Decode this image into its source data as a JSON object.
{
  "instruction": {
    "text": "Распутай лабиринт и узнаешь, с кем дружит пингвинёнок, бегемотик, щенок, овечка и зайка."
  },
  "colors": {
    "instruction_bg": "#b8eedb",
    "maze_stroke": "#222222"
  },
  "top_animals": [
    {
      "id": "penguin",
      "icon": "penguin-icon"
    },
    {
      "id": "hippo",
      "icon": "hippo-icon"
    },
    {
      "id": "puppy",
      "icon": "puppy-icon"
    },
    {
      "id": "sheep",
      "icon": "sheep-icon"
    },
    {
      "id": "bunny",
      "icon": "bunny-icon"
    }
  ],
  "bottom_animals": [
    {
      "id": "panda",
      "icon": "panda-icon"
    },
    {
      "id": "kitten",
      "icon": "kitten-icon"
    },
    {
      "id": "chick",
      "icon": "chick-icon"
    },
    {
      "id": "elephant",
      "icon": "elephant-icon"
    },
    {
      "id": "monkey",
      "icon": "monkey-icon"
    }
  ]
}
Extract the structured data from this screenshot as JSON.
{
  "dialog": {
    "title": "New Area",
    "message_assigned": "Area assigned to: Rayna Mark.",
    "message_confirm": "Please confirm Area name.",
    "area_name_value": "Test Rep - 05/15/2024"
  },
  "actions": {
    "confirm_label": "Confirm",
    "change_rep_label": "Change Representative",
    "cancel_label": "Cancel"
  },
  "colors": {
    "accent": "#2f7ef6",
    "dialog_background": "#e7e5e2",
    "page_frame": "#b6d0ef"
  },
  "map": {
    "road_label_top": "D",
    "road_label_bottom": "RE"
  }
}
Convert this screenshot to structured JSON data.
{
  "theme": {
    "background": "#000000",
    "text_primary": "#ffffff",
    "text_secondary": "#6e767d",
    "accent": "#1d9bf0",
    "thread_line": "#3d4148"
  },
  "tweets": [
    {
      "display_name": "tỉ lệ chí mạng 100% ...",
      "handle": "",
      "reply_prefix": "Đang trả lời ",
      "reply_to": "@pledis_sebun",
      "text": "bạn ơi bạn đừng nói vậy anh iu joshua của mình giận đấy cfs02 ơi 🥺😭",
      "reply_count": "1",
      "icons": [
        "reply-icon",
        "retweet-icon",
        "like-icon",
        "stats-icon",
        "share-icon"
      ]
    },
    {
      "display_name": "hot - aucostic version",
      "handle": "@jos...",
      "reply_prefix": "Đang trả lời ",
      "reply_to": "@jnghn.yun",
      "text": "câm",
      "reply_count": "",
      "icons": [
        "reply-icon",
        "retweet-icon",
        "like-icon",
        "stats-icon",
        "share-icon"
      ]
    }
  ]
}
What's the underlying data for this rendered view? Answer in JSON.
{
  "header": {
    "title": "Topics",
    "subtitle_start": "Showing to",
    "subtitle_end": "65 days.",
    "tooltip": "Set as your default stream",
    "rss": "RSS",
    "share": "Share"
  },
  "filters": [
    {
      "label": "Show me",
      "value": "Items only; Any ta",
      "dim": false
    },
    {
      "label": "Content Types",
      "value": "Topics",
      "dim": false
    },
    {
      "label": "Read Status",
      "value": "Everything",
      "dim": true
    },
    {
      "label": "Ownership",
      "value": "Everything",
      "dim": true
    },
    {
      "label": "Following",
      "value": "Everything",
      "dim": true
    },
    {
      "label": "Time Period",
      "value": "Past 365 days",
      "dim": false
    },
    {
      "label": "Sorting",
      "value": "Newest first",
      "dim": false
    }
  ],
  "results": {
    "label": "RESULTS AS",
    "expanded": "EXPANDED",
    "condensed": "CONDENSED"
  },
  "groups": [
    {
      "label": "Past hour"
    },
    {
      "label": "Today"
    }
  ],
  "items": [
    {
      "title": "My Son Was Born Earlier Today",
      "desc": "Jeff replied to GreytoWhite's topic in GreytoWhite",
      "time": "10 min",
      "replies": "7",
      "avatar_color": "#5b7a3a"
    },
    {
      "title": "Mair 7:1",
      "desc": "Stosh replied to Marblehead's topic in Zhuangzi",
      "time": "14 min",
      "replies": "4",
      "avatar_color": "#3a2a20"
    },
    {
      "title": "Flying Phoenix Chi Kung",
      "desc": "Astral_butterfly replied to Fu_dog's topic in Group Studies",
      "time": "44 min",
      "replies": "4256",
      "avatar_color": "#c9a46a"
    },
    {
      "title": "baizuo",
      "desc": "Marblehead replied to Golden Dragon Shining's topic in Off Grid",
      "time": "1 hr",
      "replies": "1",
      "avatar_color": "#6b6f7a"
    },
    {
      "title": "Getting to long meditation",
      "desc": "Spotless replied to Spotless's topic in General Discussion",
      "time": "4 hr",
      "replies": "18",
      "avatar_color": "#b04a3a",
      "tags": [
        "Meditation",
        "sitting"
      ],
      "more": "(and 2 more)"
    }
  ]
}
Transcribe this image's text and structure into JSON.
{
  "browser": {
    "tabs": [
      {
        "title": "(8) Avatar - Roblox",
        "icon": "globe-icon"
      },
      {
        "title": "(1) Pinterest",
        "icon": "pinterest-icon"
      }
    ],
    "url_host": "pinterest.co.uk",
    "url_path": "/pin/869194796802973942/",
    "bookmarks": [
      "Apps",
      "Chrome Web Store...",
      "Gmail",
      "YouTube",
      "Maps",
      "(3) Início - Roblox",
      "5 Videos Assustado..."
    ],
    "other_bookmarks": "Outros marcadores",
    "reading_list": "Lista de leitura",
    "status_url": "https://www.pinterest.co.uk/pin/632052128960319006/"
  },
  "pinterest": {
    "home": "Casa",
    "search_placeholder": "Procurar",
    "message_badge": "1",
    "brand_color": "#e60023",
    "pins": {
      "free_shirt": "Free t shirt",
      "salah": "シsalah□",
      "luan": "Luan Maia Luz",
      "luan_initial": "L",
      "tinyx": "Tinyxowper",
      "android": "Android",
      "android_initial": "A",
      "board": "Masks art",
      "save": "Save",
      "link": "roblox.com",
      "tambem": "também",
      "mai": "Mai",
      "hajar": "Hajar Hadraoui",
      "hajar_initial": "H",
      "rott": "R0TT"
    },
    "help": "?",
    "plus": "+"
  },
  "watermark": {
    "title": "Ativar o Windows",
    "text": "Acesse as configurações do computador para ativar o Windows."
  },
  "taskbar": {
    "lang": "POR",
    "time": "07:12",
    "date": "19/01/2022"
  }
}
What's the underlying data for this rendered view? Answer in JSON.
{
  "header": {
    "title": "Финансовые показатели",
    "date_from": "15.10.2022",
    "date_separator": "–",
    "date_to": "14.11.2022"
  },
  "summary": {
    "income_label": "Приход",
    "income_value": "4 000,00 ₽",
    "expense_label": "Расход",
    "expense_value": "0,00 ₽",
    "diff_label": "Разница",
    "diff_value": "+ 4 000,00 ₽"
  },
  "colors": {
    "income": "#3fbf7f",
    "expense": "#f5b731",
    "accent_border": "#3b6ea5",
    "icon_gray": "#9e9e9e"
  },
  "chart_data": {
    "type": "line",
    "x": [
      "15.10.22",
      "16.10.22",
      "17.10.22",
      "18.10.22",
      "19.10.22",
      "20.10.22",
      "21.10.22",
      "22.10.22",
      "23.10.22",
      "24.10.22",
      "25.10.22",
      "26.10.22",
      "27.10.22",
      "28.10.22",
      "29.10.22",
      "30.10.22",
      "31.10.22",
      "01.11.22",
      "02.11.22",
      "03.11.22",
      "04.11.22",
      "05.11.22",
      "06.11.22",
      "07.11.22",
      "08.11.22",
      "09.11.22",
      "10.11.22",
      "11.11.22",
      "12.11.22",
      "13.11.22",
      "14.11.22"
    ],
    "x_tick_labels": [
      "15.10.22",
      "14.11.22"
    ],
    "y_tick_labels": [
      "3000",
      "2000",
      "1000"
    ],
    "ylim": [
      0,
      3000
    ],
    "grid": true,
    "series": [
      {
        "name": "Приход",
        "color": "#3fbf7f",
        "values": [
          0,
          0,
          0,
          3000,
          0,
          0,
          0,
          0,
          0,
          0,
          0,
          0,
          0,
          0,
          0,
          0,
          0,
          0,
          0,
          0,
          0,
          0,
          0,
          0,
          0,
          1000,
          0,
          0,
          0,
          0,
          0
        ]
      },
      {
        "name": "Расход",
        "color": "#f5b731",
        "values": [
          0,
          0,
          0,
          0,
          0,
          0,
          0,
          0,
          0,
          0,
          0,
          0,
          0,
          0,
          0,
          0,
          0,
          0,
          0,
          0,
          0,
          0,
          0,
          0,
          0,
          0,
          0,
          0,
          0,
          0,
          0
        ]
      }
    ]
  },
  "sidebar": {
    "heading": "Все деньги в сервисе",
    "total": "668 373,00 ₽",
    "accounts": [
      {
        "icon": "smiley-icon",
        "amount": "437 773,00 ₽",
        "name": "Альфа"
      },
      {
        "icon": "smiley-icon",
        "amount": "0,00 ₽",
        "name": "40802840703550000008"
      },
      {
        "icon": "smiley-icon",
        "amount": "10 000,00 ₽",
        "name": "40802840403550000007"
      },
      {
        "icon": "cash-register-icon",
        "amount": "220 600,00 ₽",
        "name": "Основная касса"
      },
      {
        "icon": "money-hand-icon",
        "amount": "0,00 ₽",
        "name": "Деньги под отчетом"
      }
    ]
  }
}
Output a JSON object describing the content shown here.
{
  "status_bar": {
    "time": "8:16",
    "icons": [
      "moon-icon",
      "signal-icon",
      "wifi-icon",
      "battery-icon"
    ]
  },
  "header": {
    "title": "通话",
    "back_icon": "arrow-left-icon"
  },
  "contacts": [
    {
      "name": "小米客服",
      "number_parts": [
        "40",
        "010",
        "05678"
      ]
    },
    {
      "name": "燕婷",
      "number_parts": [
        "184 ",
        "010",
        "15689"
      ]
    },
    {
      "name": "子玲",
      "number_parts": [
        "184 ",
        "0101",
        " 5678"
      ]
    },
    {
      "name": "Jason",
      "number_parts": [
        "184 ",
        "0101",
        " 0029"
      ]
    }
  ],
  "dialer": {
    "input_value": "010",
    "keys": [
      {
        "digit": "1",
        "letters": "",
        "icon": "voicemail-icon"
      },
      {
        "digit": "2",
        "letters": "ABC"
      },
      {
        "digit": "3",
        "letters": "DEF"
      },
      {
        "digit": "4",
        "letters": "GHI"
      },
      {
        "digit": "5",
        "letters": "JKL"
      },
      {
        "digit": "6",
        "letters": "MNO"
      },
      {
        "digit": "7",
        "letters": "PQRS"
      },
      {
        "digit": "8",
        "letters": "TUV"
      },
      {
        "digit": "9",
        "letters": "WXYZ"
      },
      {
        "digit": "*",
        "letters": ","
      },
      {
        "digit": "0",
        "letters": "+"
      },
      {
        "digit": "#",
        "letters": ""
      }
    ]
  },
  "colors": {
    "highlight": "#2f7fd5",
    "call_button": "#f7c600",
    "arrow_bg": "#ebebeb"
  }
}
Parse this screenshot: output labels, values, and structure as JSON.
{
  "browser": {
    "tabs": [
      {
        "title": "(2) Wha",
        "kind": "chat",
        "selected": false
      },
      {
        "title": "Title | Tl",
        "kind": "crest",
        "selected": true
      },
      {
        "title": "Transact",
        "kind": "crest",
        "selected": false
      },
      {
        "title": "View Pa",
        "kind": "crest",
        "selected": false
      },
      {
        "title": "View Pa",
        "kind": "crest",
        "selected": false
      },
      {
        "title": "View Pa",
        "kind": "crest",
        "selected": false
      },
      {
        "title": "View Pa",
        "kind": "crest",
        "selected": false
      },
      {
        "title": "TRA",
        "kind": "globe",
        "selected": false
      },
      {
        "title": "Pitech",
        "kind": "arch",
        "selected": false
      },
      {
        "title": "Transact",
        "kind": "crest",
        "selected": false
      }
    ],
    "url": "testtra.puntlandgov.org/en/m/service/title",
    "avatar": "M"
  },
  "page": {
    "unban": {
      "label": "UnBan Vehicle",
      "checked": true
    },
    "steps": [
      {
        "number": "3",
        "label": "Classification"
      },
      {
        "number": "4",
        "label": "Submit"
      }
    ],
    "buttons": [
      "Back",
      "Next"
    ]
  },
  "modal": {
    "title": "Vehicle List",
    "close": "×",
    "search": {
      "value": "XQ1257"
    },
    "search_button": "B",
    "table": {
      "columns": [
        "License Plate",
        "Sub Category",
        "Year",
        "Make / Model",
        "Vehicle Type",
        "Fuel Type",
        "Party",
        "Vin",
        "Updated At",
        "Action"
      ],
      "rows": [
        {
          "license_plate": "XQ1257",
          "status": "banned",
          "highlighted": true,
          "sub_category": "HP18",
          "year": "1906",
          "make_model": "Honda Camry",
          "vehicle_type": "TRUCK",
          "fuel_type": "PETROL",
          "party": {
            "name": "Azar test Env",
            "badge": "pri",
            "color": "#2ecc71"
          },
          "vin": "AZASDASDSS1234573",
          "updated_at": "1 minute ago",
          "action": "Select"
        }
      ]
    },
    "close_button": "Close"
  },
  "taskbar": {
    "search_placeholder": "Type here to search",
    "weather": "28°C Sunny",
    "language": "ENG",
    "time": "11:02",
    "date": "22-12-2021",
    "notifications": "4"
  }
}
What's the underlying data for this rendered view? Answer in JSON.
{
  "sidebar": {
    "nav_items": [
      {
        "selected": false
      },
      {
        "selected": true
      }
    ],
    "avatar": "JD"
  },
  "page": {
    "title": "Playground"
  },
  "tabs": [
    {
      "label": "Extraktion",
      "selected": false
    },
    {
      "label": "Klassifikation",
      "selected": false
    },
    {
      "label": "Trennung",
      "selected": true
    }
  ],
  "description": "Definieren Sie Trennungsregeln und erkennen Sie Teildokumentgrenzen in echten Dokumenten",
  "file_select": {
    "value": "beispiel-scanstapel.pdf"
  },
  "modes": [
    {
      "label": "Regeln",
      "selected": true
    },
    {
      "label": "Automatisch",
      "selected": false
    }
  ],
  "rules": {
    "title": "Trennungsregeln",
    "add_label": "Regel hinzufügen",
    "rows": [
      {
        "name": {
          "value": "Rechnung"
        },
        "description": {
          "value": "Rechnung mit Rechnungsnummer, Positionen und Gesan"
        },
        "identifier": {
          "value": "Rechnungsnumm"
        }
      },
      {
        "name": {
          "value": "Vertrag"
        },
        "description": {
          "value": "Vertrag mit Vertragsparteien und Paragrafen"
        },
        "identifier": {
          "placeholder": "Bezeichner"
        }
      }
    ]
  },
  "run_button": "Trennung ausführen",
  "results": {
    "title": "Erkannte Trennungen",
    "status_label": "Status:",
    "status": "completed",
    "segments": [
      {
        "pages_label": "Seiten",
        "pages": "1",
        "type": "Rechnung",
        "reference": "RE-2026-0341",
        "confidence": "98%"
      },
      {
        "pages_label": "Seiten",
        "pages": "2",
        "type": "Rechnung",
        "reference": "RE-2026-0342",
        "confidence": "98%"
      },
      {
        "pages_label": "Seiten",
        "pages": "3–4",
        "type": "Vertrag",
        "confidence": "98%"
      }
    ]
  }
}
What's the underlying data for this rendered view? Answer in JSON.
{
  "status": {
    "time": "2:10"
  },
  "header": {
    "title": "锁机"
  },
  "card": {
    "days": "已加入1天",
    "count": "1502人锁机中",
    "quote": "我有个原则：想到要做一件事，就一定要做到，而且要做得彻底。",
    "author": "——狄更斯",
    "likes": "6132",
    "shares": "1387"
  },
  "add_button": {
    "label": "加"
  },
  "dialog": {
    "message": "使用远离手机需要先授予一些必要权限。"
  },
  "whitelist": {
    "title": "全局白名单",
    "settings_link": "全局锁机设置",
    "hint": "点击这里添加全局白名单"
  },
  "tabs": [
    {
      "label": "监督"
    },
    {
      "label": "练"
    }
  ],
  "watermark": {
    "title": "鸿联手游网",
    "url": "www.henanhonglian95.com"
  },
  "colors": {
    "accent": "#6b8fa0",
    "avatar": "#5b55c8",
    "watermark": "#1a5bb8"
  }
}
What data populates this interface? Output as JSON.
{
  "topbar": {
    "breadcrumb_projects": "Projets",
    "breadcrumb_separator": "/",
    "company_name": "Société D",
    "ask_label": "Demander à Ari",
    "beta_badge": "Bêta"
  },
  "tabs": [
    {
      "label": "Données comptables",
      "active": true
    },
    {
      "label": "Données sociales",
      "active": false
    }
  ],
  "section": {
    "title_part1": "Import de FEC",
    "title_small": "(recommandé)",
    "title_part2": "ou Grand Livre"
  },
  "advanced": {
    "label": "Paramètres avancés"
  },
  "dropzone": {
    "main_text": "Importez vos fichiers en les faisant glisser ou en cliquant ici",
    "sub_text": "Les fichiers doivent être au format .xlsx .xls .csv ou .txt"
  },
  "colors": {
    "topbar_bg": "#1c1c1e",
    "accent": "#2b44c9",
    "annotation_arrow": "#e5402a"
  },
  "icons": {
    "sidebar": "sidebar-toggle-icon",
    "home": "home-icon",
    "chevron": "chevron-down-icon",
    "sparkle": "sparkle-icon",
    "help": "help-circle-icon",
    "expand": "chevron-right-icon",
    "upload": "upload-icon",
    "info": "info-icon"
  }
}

**Goal**
Write down every line of the data above that includes the string "days".

**Solved exercise**
    "subtitle_end": "65 days.",
      "value": "Past 365 days",
    "days": "已加入1天",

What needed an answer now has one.